## Records for the exercise
⟨

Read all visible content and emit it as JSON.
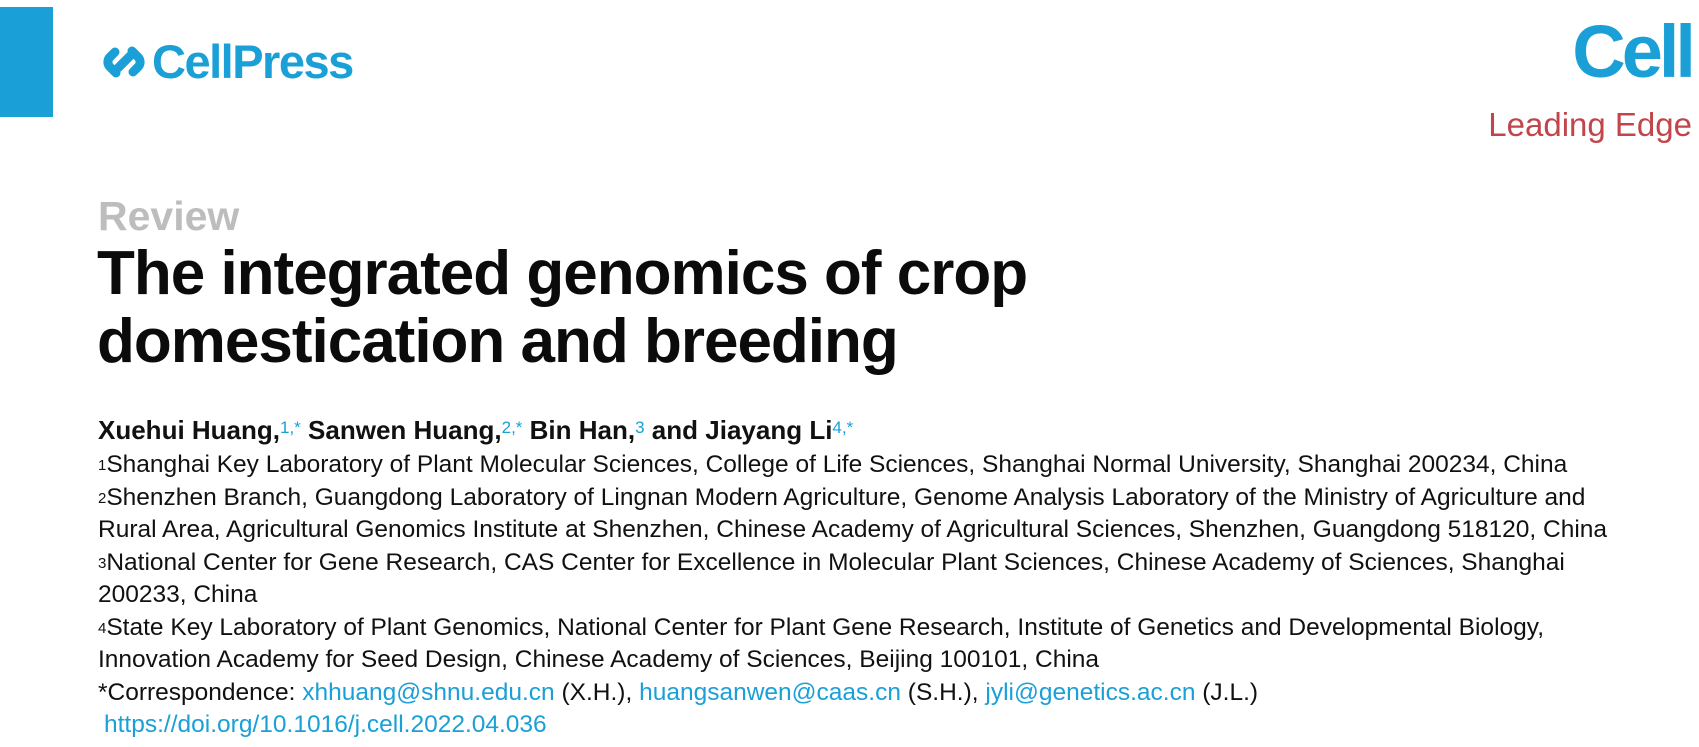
{
  "header": {
    "publisher": "CellPress",
    "journal": "Cell",
    "section": "Leading Edge",
    "colors": {
      "brand": "#1aa0d7",
      "section": "#c1454b",
      "article_type": "#bdbdbd"
    }
  },
  "article": {
    "type": "Review",
    "title_line1": "The integrated genomics of crop",
    "title_line2": "domestication and breeding"
  },
  "authors": [
    {
      "name": "Xuehui Huang,",
      "sup": "1,*"
    },
    {
      "name": "Sanwen Huang,",
      "sup": "2,*"
    },
    {
      "name": "Bin Han,",
      "sup": "3"
    },
    {
      "connector": "and",
      "name": "Jiayang Li",
      "sup": "4,*"
    }
  ],
  "affiliations": {
    "a1": {
      "num": "1",
      "text": "Shanghai Key Laboratory of Plant Molecular Sciences, College of Life Sciences, Shanghai Normal University, Shanghai 200234, China"
    },
    "a2": {
      "num": "2",
      "line1": "Shenzhen Branch, Guangdong Laboratory of Lingnan Modern Agriculture, Genome Analysis Laboratory of the Ministry of Agriculture and",
      "line2": "Rural Area, Agricultural Genomics Institute at Shenzhen, Chinese Academy of Agricultural Sciences, Shenzhen, Guangdong 518120, China"
    },
    "a3": {
      "num": "3",
      "line1": "National Center for Gene Research, CAS Center for Excellence in Molecular Plant Sciences, Chinese Academy of Sciences, Shanghai",
      "line2": "200233, China"
    },
    "a4": {
      "num": "4",
      "line1": "State Key Laboratory of Plant Genomics, National Center for Plant Gene Research, Institute of Genetics and Developmental Biology,",
      "line2": "Innovation Academy for Seed Design, Chinese Academy of Sciences, Beijing 100101, China"
    }
  },
  "correspondence": {
    "label": "*Correspondence:",
    "email1": "xhhuang@shnu.edu.cn",
    "initials1": "(X.H.),",
    "email2": "huangsanwen@caas.cn",
    "initials2": "(S.H.),",
    "email3": "jyli@genetics.ac.cn",
    "initials3": "(J.L.)"
  },
  "doi": "https://doi.org/10.1016/j.cell.2022.04.036"
}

⟩

## To do
What is needed is every line of the records above that contains the word "Institute".

## Your response
      "line2": "Rural Area, Agricultural Genomics Institute at Shenzhen, Chinese Academy of Agricultural Sciences, Shenzhen, Guangdong 518120, China"
      "line1": "State Key Laboratory of Plant Genomics, National Center for Plant Gene Research, Institute of Genetics and Developmental Biology,",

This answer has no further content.